* Set task *
Everything from the line holding "Give me the" to the end of the listing below should be copied exactly, line for line, minus the pictures.

--

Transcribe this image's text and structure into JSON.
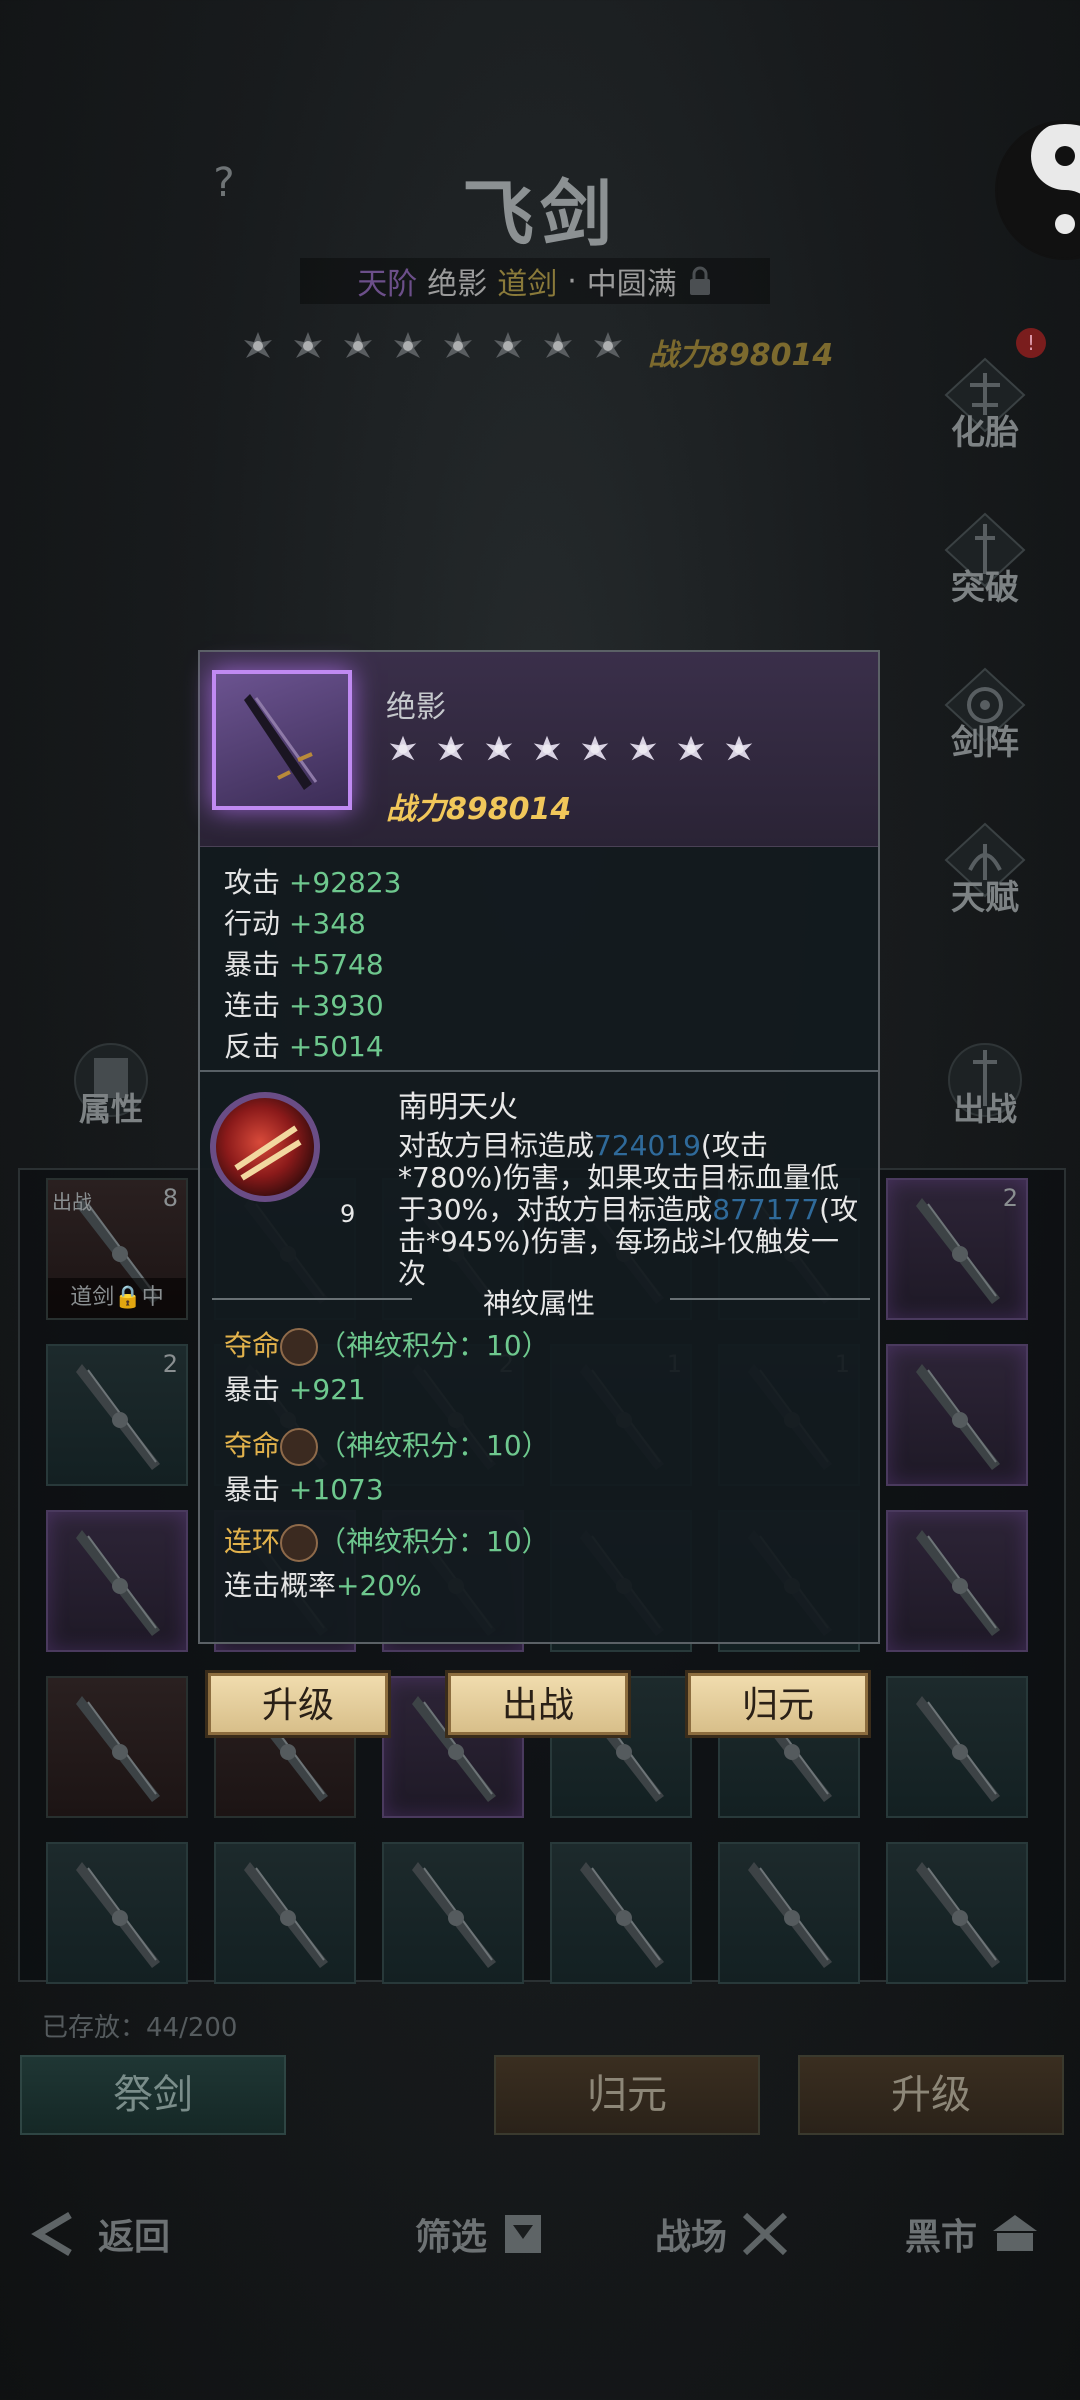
{
  "header": {
    "help": "?",
    "title": "飞剑",
    "subtitle": {
      "grade": "天阶",
      "name": "绝影",
      "type": "道剑",
      "sep": "·",
      "state": "中圆满"
    },
    "power": "战力898014",
    "badge": "!"
  },
  "right_menu": [
    "化胎",
    "突破",
    "剑阵",
    "天赋"
  ],
  "left_button": "属性",
  "deploy_button": "出战",
  "popup": {
    "name": "绝影",
    "power": "战力898014",
    "stats": [
      {
        "k": "攻击",
        "v": "+92823"
      },
      {
        "k": "行动",
        "v": "+348"
      },
      {
        "k": "暴击",
        "v": "+5748"
      },
      {
        "k": "连击",
        "v": "+3930"
      },
      {
        "k": "反击",
        "v": "+5014"
      }
    ],
    "skill": {
      "name": "南明天火",
      "level": "9",
      "desc_a": "对敌方目标造成",
      "num_a": "724019",
      "desc_b": "(攻击*780%)伤害，如果攻击目标血量低于30%，对敌方目标造成",
      "num_b": "877177",
      "desc_c": "(攻击*945%)伤害，每场战斗仅触发一次"
    },
    "rune_title": "神纹属性",
    "runes": [
      {
        "name": "夺命",
        "score": "（神纹积分：10）",
        "stat": "暴击",
        "val": "+921"
      },
      {
        "name": "夺命",
        "score": "（神纹积分：10）",
        "stat": "暴击",
        "val": "+1073"
      },
      {
        "name": "连环",
        "score": "（神纹积分：10）",
        "stat": "连击概率",
        "val": "+20%"
      }
    ],
    "buttons": [
      "升级",
      "出战",
      "归元"
    ]
  },
  "inventory": {
    "stored": "已存放：44/200",
    "cells": [
      {
        "style": "red",
        "count": "8",
        "tag": "道剑🔒中",
        "out": "出战"
      },
      {
        "style": "teal",
        "count": ""
      },
      {
        "style": "teal",
        "count": ""
      },
      {
        "style": "teal",
        "count": ""
      },
      {
        "style": "teal",
        "count": ""
      },
      {
        "style": "purple",
        "count": "2"
      },
      {
        "style": "teal",
        "count": "2"
      },
      {
        "style": "teal",
        "count": ""
      },
      {
        "style": "teal",
        "count": "2"
      },
      {
        "style": "teal",
        "count": "1"
      },
      {
        "style": "teal",
        "count": "1"
      },
      {
        "style": "purple",
        "count": ""
      },
      {
        "style": "purple",
        "count": ""
      },
      {
        "style": "purple",
        "count": ""
      },
      {
        "style": "purple",
        "count": ""
      },
      {
        "style": "teal",
        "count": ""
      },
      {
        "style": "teal",
        "count": ""
      },
      {
        "style": "purple",
        "count": ""
      },
      {
        "style": "red",
        "count": ""
      },
      {
        "style": "red",
        "count": ""
      },
      {
        "style": "purple",
        "count": ""
      },
      {
        "style": "teal",
        "count": ""
      },
      {
        "style": "teal",
        "count": ""
      },
      {
        "style": "teal",
        "count": ""
      },
      {
        "style": "teal",
        "count": ""
      },
      {
        "style": "teal",
        "count": ""
      },
      {
        "style": "teal",
        "count": ""
      },
      {
        "style": "teal",
        "count": ""
      },
      {
        "style": "teal",
        "count": ""
      },
      {
        "style": "teal",
        "count": ""
      }
    ]
  },
  "bottom_buttons": {
    "sacrifice": "祭剑",
    "restore": "归元",
    "upgrade": "升级"
  },
  "nav": {
    "back": "返回",
    "filter": "筛选",
    "arena": "战场",
    "market": "黑市"
  },
  "colors": {
    "gold": "#f1c75a",
    "green": "#6ec88e",
    "blue": "#2f6a9a",
    "purple_border": "#c08af2"
  }
}
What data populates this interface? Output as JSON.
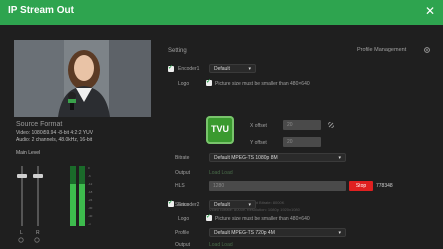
{
  "window": {
    "title": "IP Stream Out",
    "close_glyph": "✕"
  },
  "source": {
    "title": "Source Format",
    "video": "Video: 1080i59.94 -8-bit 4:2:2 YUV",
    "audio": "Audio: 2 channels, 48.0kHz, 16-bit",
    "main_level": "Main Level"
  },
  "meter": {
    "l_label": "L",
    "r_label": "R",
    "scale": [
      "0",
      "-6",
      "-12",
      "-18",
      "-24",
      "-30",
      "-40",
      "-∞"
    ]
  },
  "right": {
    "setting": "Setting",
    "profile_management": "Profile Management",
    "encoder1": {
      "label": "Encoder1",
      "preset": "Default",
      "logo_label": "Logo",
      "picture_note": "Picture size must be smaller than 480×640",
      "logo_text": "TVU",
      "x_offset_label": "X offset",
      "x_offset_value": "20",
      "y_offset_label": "Y offset",
      "y_offset_value": "20",
      "bitrate_label": "Bitrate",
      "bitrate_value": "Default MPEG-TS 1080p 8M",
      "output_label": "Output",
      "output_value": "Load Load",
      "hls_label": "HLS",
      "hls_url": "1280",
      "hls_button": "Stop",
      "hls_code": "778348",
      "status_label": "Status",
      "status_lines": [
        "Audio Bitrate: 128K   Current Bitrate: 8000K",
        "Video Bitrate: 8000K   Resolution: 1080p 1920x1080"
      ]
    },
    "encoder2": {
      "label": "Encoder2",
      "preset": "Default",
      "logo_label": "Logo",
      "picture_note": "Picture size must be smaller than 480×640",
      "profile_label": "Profile",
      "profile_value": "Default MPEG-TS 720p 4M",
      "output_label": "Output",
      "output_value": "Load Load"
    }
  },
  "colors": {
    "accent": "#2ea44f",
    "stop": "#e02020"
  }
}
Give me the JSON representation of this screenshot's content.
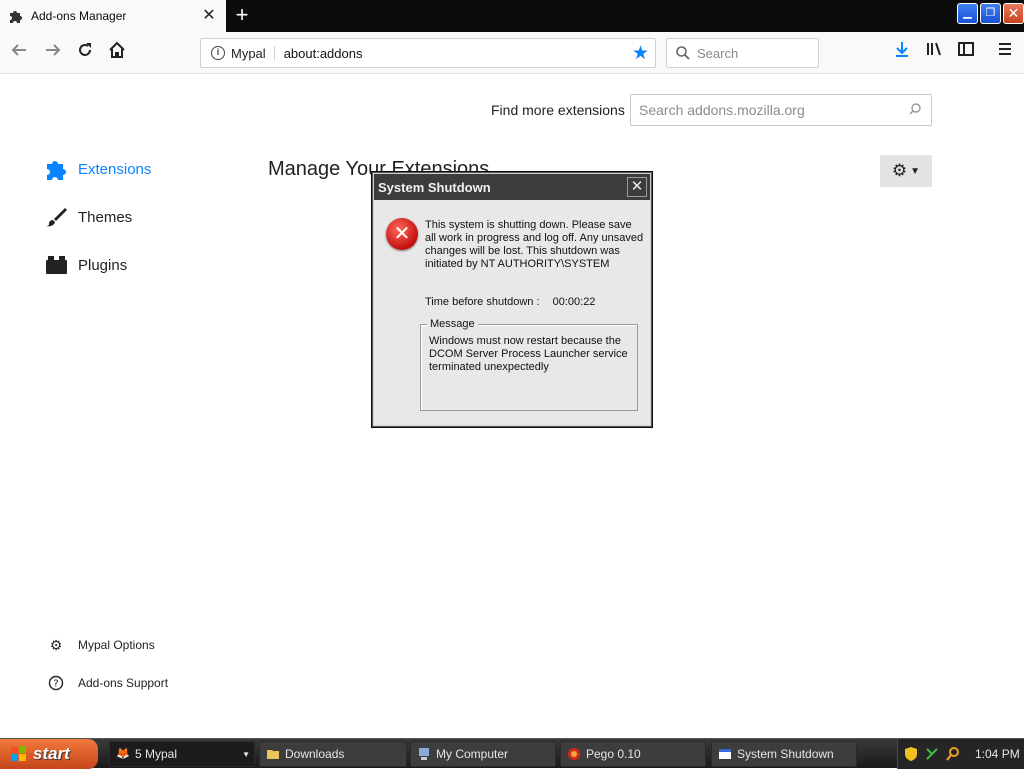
{
  "browser": {
    "tab_title": "Add-ons Manager",
    "new_tab_symbol": "+",
    "identity_label": "Mypal",
    "url": "about:addons",
    "search_placeholder": "Search"
  },
  "page": {
    "find_more_label": "Find more extensions",
    "amo_search_placeholder": "Search addons.mozilla.org",
    "heading": "Manage Your Extensions",
    "categories": [
      {
        "label": "Extensions",
        "icon": "puzzle-icon",
        "selected": true
      },
      {
        "label": "Themes",
        "icon": "brush-icon",
        "selected": false
      },
      {
        "label": "Plugins",
        "icon": "plugin-icon",
        "selected": false
      }
    ],
    "footer": {
      "options_label": "Mypal Options",
      "support_label": "Add-ons Support"
    },
    "accent_color": "#0a84ff"
  },
  "dialog": {
    "title": "System Shutdown",
    "message": "This system is shutting down. Please save all work in progress and log off. Any unsaved changes will be lost. This shutdown was initiated by NT AUTHORITY\\SYSTEM",
    "time_label": "Time before shutdown :",
    "time_value": "00:00:22",
    "group_label": "Message",
    "group_text": "Windows must now restart because the DCOM Server Process Launcher service terminated unexpectedly"
  },
  "taskbar": {
    "start_label": "start",
    "items": [
      {
        "label": "5 Mypal",
        "icon": "mypal-icon"
      },
      {
        "label": "Downloads",
        "icon": "folder-icon"
      },
      {
        "label": "My Computer",
        "icon": "computer-icon"
      },
      {
        "label": "Pego 0.10",
        "icon": "pego-icon"
      },
      {
        "label": "System Shutdown",
        "icon": "window-icon"
      }
    ],
    "clock": "1:04 PM"
  }
}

--

* Answer to this task *
Give me the JSON representation of this screenshot's content.
{
  "browser": {
    "tab_title": "Add-ons Manager",
    "new_tab_symbol": "+",
    "identity_label": "Mypal",
    "url": "about:addons",
    "search_placeholder": "Search"
  },
  "page": {
    "find_more_label": "Find more extensions",
    "amo_search_placeholder": "Search addons.mozilla.org",
    "heading": "Manage Your Extensions",
    "categories": [
      {
        "label": "Extensions",
        "icon": "puzzle-icon",
        "selected": true
      },
      {
        "label": "Themes",
        "icon": "brush-icon",
        "selected": false
      },
      {
        "label": "Plugins",
        "icon": "plugin-icon",
        "selected": false
      }
    ],
    "footer": {
      "options_label": "Mypal Options",
      "support_label": "Add-ons Support"
    },
    "accent_color": "#0a84ff"
  },
  "dialog": {
    "title": "System Shutdown",
    "message": "This system is shutting down. Please save all work in progress and log off. Any unsaved changes will be lost. This shutdown was initiated by NT AUTHORITY\\SYSTEM",
    "time_label": "Time before shutdown :",
    "time_value": "00:00:22",
    "group_label": "Message",
    "group_text": "Windows must now restart because the DCOM Server Process Launcher service terminated unexpectedly"
  },
  "taskbar": {
    "start_label": "start",
    "items": [
      {
        "label": "5 Mypal",
        "icon": "mypal-icon"
      },
      {
        "label": "Downloads",
        "icon": "folder-icon"
      },
      {
        "label": "My Computer",
        "icon": "computer-icon"
      },
      {
        "label": "Pego 0.10",
        "icon": "pego-icon"
      },
      {
        "label": "System Shutdown",
        "icon": "window-icon"
      }
    ],
    "clock": "1:04 PM"
  }
}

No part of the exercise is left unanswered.